PROMPT: Copy the data below exactly, omitting any picture it contains.
Start THE DATA
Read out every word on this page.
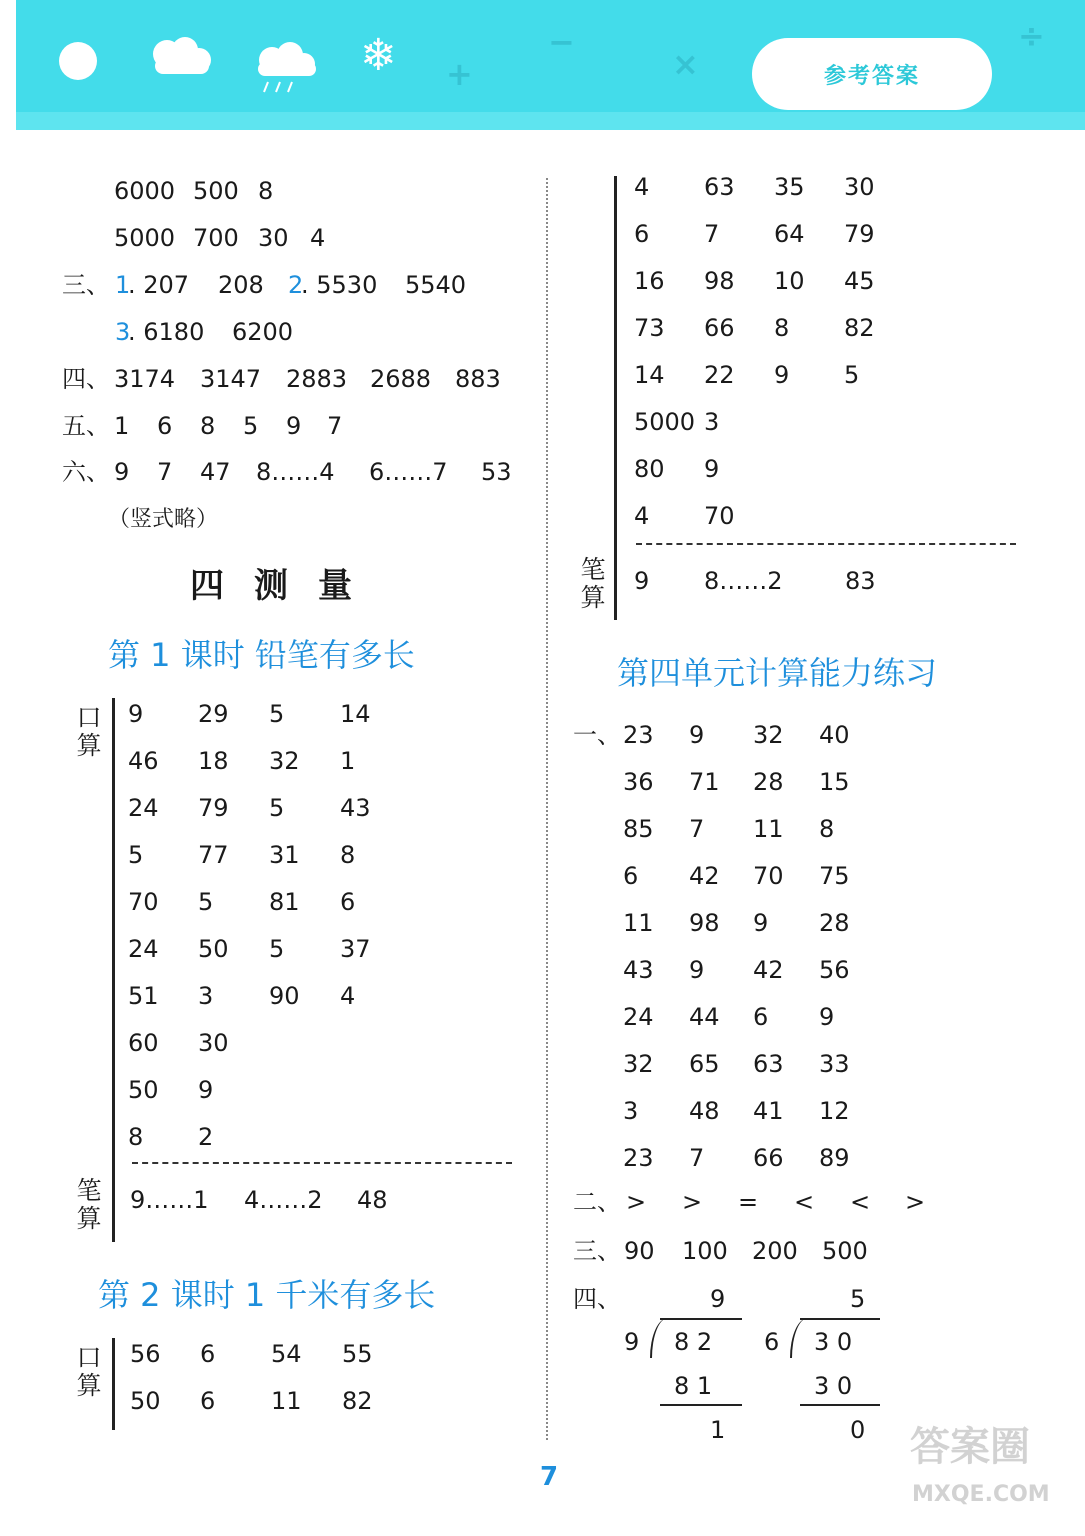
❄ +
−
×
÷
参考答案
6000 500 8
5000 700 30 4
三、 1
. 207 208 2
. 5530 5540
3
. 6180 6200
四、 3174 3147 2883 2688 883
五、 1 6 8 5 9 7
六、 9 7 47 8……4 6……7 53
（竖式略）
四测量
第 1 课时 铅笔有多长
口
算
9 29 5 14
46 18 32 1
24 79 5 43
5 77 31 8
70 5 81 6
24 50 5 37
51 3 90 4
60 30
50 9
8 2
笔
算
9……1 4……2 48
第 2 课时 1 千米有多长
口
算
56 6 54 55
50 6 11 82
4 63 35 30
6 7 64 79
16 98 10 45
73 66 8 82
14 22 9 5
5000 3
80 9
4 70
笔
算
9 8……2	83
第四单元计算能力练习
一、 23 9 32 40
36 71 28 15
85 7 11 8
6 42 70 75
11 98 9 28
43 9 42 56
24 44 6 9
32 65 63 33
3 48 41 12
23 7 66 89
二、 > > = < < >
三、 90 100 200 500
四、	9
9 8 2
8 1
1
5
6 3 0
3 0
0
7
答案圈
MXQE.COM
End THE DATA
FULL ANSWER:
Read out every word on this page.
❄ +
−
×
÷
参考答案
6000 500 8
5000 700 30 4
三、 1
. 207 208 2
. 5530 5540
3
. 6180 6200
四、 3174 3147 2883 2688 883
五、 1 6 8 5 9 7
六、 9 7 47 8……4 6……7 53
（竖式略）
四测量
第 1 课时 铅笔有多长
口
算
9 29 5 14
46 18 32 1
24 79 5 43
5 77 31 8
70 5 81 6
24 50 5 37
51 3 90 4
60 30
50 9
8 2
笔
算
9……1 4……2 48
第 2 课时 1 千米有多长
口
算
56 6 54 55
50 6 11 82
4 63 35 30
6 7 64 79
16 98 10 45
73 66 8 82
14 22 9 5
5000 3
80 9
4 70
笔
算
9 8……2	83
第四单元计算能力练习
一、 23 9 32 40
36 71 28 15
85 7 11 8
6 42 70 75
11 98 9 28
43 9 42 56
24 44 6 9
32 65 63 33
3 48 41 12
23 7 66 89
二、 > > = < < >
三、 90 100 200 500
四、	9
9 8 2
8 1
1
5
6 3 0
3 0
0
7
答案圈
MXQE.COM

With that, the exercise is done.